### Aim of the task
Could you give the data below again, exactly and completely?

▼

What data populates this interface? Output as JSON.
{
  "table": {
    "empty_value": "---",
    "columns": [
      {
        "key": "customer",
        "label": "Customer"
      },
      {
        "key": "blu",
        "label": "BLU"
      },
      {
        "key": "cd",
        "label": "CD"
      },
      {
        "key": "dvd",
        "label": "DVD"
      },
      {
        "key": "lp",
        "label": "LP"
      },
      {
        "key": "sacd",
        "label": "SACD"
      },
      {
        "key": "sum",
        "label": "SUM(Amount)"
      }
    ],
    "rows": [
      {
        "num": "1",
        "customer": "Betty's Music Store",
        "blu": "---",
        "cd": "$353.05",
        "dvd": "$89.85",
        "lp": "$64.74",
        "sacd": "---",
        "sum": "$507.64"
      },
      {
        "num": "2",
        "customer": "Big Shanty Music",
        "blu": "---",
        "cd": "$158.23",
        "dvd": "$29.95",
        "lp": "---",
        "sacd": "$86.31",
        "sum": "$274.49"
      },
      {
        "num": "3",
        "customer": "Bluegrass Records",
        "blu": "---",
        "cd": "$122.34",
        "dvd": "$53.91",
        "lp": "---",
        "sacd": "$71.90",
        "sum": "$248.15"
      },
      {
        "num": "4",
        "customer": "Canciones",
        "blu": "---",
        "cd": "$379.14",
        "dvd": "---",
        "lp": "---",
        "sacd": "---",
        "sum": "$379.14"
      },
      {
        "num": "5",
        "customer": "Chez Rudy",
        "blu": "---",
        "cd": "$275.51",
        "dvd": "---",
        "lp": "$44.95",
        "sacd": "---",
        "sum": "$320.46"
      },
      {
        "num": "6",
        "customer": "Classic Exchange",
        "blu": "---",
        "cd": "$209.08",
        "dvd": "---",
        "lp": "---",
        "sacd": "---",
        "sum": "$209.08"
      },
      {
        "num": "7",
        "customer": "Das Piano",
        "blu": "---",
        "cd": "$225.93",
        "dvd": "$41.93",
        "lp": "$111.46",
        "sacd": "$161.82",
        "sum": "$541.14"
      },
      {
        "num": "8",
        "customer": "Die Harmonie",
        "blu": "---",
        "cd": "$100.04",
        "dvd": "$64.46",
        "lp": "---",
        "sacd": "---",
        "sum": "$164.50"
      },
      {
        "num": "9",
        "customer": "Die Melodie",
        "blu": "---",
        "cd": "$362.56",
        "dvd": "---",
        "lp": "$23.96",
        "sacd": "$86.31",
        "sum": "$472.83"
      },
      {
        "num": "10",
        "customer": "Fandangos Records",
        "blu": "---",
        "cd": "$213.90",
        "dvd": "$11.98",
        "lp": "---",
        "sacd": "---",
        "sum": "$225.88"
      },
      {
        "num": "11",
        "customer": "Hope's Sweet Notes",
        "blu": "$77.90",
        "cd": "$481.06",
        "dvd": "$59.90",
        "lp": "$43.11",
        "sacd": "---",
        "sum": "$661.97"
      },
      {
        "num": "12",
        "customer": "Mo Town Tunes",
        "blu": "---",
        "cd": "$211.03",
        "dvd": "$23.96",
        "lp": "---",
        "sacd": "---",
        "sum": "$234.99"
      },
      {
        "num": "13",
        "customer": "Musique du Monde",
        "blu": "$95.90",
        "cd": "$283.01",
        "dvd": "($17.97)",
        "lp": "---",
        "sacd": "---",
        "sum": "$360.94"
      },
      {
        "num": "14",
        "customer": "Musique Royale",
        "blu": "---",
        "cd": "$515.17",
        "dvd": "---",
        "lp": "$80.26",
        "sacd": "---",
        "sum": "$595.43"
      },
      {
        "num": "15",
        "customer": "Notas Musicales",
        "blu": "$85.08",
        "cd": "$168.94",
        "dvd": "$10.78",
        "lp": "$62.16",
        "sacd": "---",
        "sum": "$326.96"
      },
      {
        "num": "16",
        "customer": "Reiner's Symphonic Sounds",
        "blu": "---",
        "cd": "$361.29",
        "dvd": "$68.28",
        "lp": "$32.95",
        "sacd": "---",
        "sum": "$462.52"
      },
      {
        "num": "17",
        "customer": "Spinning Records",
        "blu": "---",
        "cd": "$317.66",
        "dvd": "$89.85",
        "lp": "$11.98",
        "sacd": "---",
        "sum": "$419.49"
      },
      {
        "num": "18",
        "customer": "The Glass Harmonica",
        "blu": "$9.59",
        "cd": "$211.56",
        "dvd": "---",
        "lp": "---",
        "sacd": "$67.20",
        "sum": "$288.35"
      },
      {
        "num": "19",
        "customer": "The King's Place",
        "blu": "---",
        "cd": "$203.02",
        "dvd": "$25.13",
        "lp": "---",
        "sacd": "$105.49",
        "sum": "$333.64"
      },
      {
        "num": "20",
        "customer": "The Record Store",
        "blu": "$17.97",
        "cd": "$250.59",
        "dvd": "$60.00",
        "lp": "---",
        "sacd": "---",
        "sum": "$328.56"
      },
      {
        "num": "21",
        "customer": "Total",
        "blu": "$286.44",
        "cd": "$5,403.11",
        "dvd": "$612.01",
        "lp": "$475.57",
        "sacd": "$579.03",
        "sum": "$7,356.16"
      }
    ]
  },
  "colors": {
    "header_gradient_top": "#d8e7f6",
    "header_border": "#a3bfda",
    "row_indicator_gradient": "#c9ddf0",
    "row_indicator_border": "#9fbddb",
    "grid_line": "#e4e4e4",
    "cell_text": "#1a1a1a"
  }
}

▲

### Exercise response
What data populates this interface? Output as JSON.
{
  "table": {
    "empty_value": "---",
    "columns": [
      {
        "key": "customer",
        "label": "Customer"
      },
      {
        "key": "blu",
        "label": "BLU"
      },
      {
        "key": "cd",
        "label": "CD"
      },
      {
        "key": "dvd",
        "label": "DVD"
      },
      {
        "key": "lp",
        "label": "LP"
      },
      {
        "key": "sacd",
        "label": "SACD"
      },
      {
        "key": "sum",
        "label": "SUM(Amount)"
      }
    ],
    "rows": [
      {
        "num": "1",
        "customer": "Betty's Music Store",
        "blu": "---",
        "cd": "$353.05",
        "dvd": "$89.85",
        "lp": "$64.74",
        "sacd": "---",
        "sum": "$507.64"
      },
      {
        "num": "2",
        "customer": "Big Shanty Music",
        "blu": "---",
        "cd": "$158.23",
        "dvd": "$29.95",
        "lp": "---",
        "sacd": "$86.31",
        "sum": "$274.49"
      },
      {
        "num": "3",
        "customer": "Bluegrass Records",
        "blu": "---",
        "cd": "$122.34",
        "dvd": "$53.91",
        "lp": "---",
        "sacd": "$71.90",
        "sum": "$248.15"
      },
      {
        "num": "4",
        "customer": "Canciones",
        "blu": "---",
        "cd": "$379.14",
        "dvd": "---",
        "lp": "---",
        "sacd": "---",
        "sum": "$379.14"
      },
      {
        "num": "5",
        "customer": "Chez Rudy",
        "blu": "---",
        "cd": "$275.51",
        "dvd": "---",
        "lp": "$44.95",
        "sacd": "---",
        "sum": "$320.46"
      },
      {
        "num": "6",
        "customer": "Classic Exchange",
        "blu": "---",
        "cd": "$209.08",
        "dvd": "---",
        "lp": "---",
        "sacd": "---",
        "sum": "$209.08"
      },
      {
        "num": "7",
        "customer": "Das Piano",
        "blu": "---",
        "cd": "$225.93",
        "dvd": "$41.93",
        "lp": "$111.46",
        "sacd": "$161.82",
        "sum": "$541.14"
      },
      {
        "num": "8",
        "customer": "Die Harmonie",
        "blu": "---",
        "cd": "$100.04",
        "dvd": "$64.46",
        "lp": "---",
        "sacd": "---",
        "sum": "$164.50"
      },
      {
        "num": "9",
        "customer": "Die Melodie",
        "blu": "---",
        "cd": "$362.56",
        "dvd": "---",
        "lp": "$23.96",
        "sacd": "$86.31",
        "sum": "$472.83"
      },
      {
        "num": "10",
        "customer": "Fandangos Records",
        "blu": "---",
        "cd": "$213.90",
        "dvd": "$11.98",
        "lp": "---",
        "sacd": "---",
        "sum": "$225.88"
      },
      {
        "num": "11",
        "customer": "Hope's Sweet Notes",
        "blu": "$77.90",
        "cd": "$481.06",
        "dvd": "$59.90",
        "lp": "$43.11",
        "sacd": "---",
        "sum": "$661.97"
      },
      {
        "num": "12",
        "customer": "Mo Town Tunes",
        "blu": "---",
        "cd": "$211.03",
        "dvd": "$23.96",
        "lp": "---",
        "sacd": "---",
        "sum": "$234.99"
      },
      {
        "num": "13",
        "customer": "Musique du Monde",
        "blu": "$95.90",
        "cd": "$283.01",
        "dvd": "($17.97)",
        "lp": "---",
        "sacd": "---",
        "sum": "$360.94"
      },
      {
        "num": "14",
        "customer": "Musique Royale",
        "blu": "---",
        "cd": "$515.17",
        "dvd": "---",
        "lp": "$80.26",
        "sacd": "---",
        "sum": "$595.43"
      },
      {
        "num": "15",
        "customer": "Notas Musicales",
        "blu": "$85.08",
        "cd": "$168.94",
        "dvd": "$10.78",
        "lp": "$62.16",
        "sacd": "---",
        "sum": "$326.96"
      },
      {
        "num": "16",
        "customer": "Reiner's Symphonic Sounds",
        "blu": "---",
        "cd": "$361.29",
        "dvd": "$68.28",
        "lp": "$32.95",
        "sacd": "---",
        "sum": "$462.52"
      },
      {
        "num": "17",
        "customer": "Spinning Records",
        "blu": "---",
        "cd": "$317.66",
        "dvd": "$89.85",
        "lp": "$11.98",
        "sacd": "---",
        "sum": "$419.49"
      },
      {
        "num": "18",
        "customer": "The Glass Harmonica",
        "blu": "$9.59",
        "cd": "$211.56",
        "dvd": "---",
        "lp": "---",
        "sacd": "$67.20",
        "sum": "$288.35"
      },
      {
        "num": "19",
        "customer": "The King's Place",
        "blu": "---",
        "cd": "$203.02",
        "dvd": "$25.13",
        "lp": "---",
        "sacd": "$105.49",
        "sum": "$333.64"
      },
      {
        "num": "20",
        "customer": "The Record Store",
        "blu": "$17.97",
        "cd": "$250.59",
        "dvd": "$60.00",
        "lp": "---",
        "sacd": "---",
        "sum": "$328.56"
      },
      {
        "num": "21",
        "customer": "Total",
        "blu": "$286.44",
        "cd": "$5,403.11",
        "dvd": "$612.01",
        "lp": "$475.57",
        "sacd": "$579.03",
        "sum": "$7,356.16"
      }
    ]
  },
  "colors": {
    "header_gradient_top": "#d8e7f6",
    "header_border": "#a3bfda",
    "row_indicator_gradient": "#c9ddf0",
    "row_indicator_border": "#9fbddb",
    "grid_line": "#e4e4e4",
    "cell_text": "#1a1a1a"
  }
}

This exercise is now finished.